##### EXTRACTED MATERIAL
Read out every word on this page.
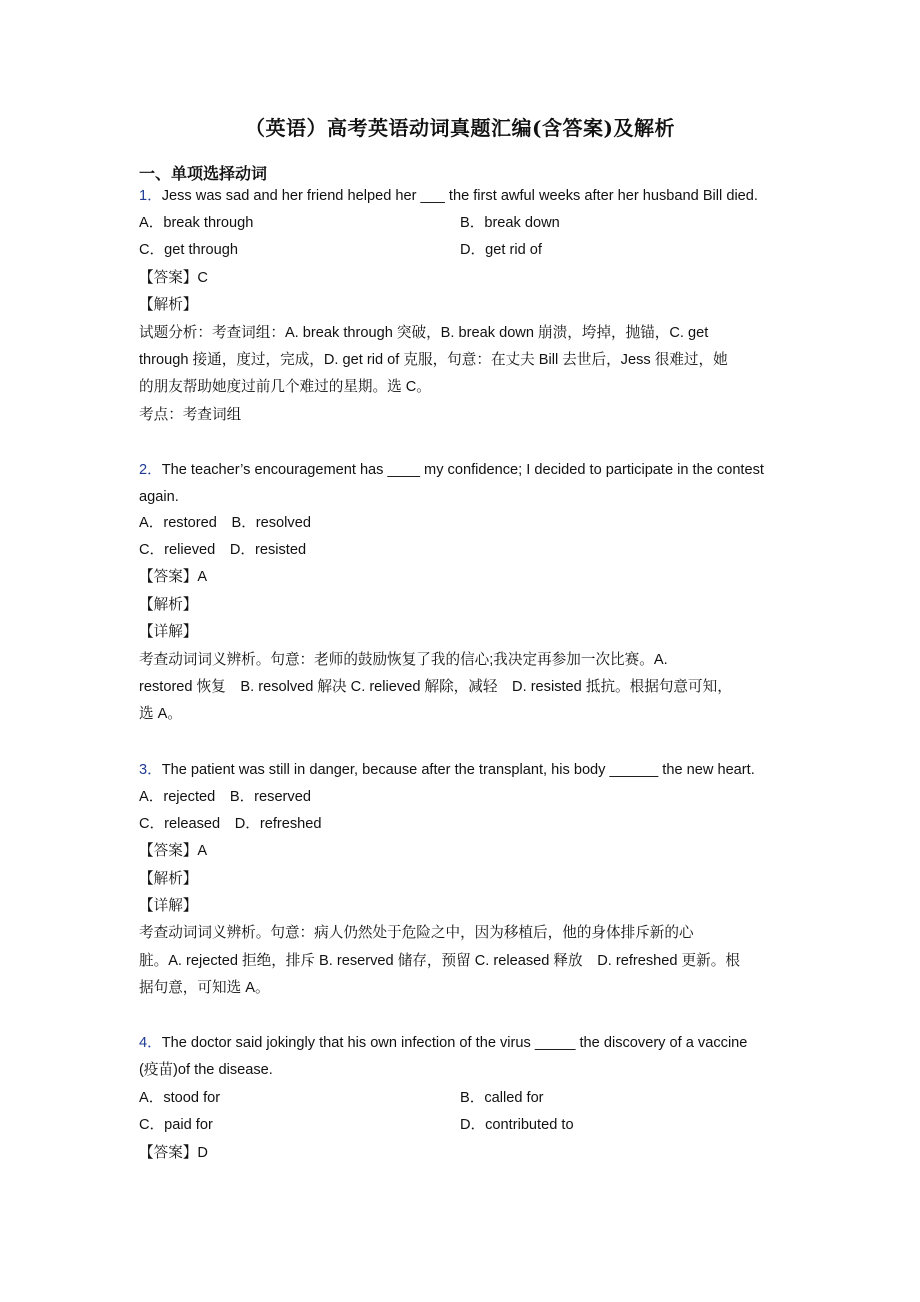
（英语）高考英语动词真题汇编(含答案)及解析
一、单项选择动词
1．Jess was sad and her friend helped her ___ the first awful weeks after her husband Bill died.
A．break through	B．break down
C．get through	D．get rid of
【答案】C
【解析】
试题分析：考查词组：A. break through 突破，B. break down 崩溃，垮掉，抛锚，C. get
through 接通，度过，完成，D. get rid of 克服，句意：在丈夫 Bill 去世后，Jess 很难过，她
的朋友帮助她度过前几个难过的星期。选 C。
考点：考查词组
2．The teacher’s encouragement has ____ my confidence; I decided to participate in the contest
again.
A．restored　B．resolved
C．relieved　D．resisted
【答案】A
【解析】
【详解】
考查动词词义辨析。句意：老师的鼓励恢复了我的信心;我决定再参加一次比赛。A.
restored 恢复　B. resolved 解决 C. relieved 解除，减轻　D. resisted 抵抗。根据句意可知，
选 A。
3．The patient was still in danger, because after the transplant, his body ______ the new heart.
A．rejected　B．reserved
C．released　D．refreshed
【答案】A
【解析】
【详解】
考查动词词义辨析。句意：病人仍然处于危险之中，因为移植后，他的身体排斥新的心
脏。A. rejected 拒绝，排斥 B. reserved 储存，预留 C. released 释放　D. refreshed 更新。根
据句意，可知选 A。
4．The doctor said jokingly that his own infection of the virus _____ the discovery of a vaccine
(疫苗)of the disease.
A．stood for	B．called for
C．paid for	D．contributed to
【答案】D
##########
== TASK STATEMENT ==
The copy must match each record exactly, apart from the images, which stay out.

== EXERCISE RESPONSE ==
Read out every word on this page.
（英语）高考英语动词真题汇编(含答案)及解析
一、单项选择动词
1．Jess was sad and her friend helped her ___ the first awful weeks after her husband Bill died.
A．break through	B．break down
C．get through	D．get rid of
【答案】C
【解析】
试题分析：考查词组：A. break through 突破，B. break down 崩溃，垮掉，抛锚，C. get
through 接通，度过，完成，D. get rid of 克服，句意：在丈夫 Bill 去世后，Jess 很难过，她
的朋友帮助她度过前几个难过的星期。选 C。
考点：考查词组
2．The teacher’s encouragement has ____ my confidence; I decided to participate in the contest
again.
A．restored　B．resolved
C．relieved　D．resisted
【答案】A
【解析】
【详解】
考查动词词义辨析。句意：老师的鼓励恢复了我的信心;我决定再参加一次比赛。A.
restored 恢复　B. resolved 解决 C. relieved 解除，减轻　D. resisted 抵抗。根据句意可知，
选 A。
3．The patient was still in danger, because after the transplant, his body ______ the new heart.
A．rejected　B．reserved
C．released　D．refreshed
【答案】A
【解析】
【详解】
考查动词词义辨析。句意：病人仍然处于危险之中，因为移植后，他的身体排斥新的心
脏。A. rejected 拒绝，排斥 B. reserved 储存，预留 C. released 释放　D. refreshed 更新。根
据句意，可知选 A。
4．The doctor said jokingly that his own infection of the virus _____ the discovery of a vaccine
(疫苗)of the disease.
A．stood for	B．called for
C．paid for	D．contributed to
【答案】D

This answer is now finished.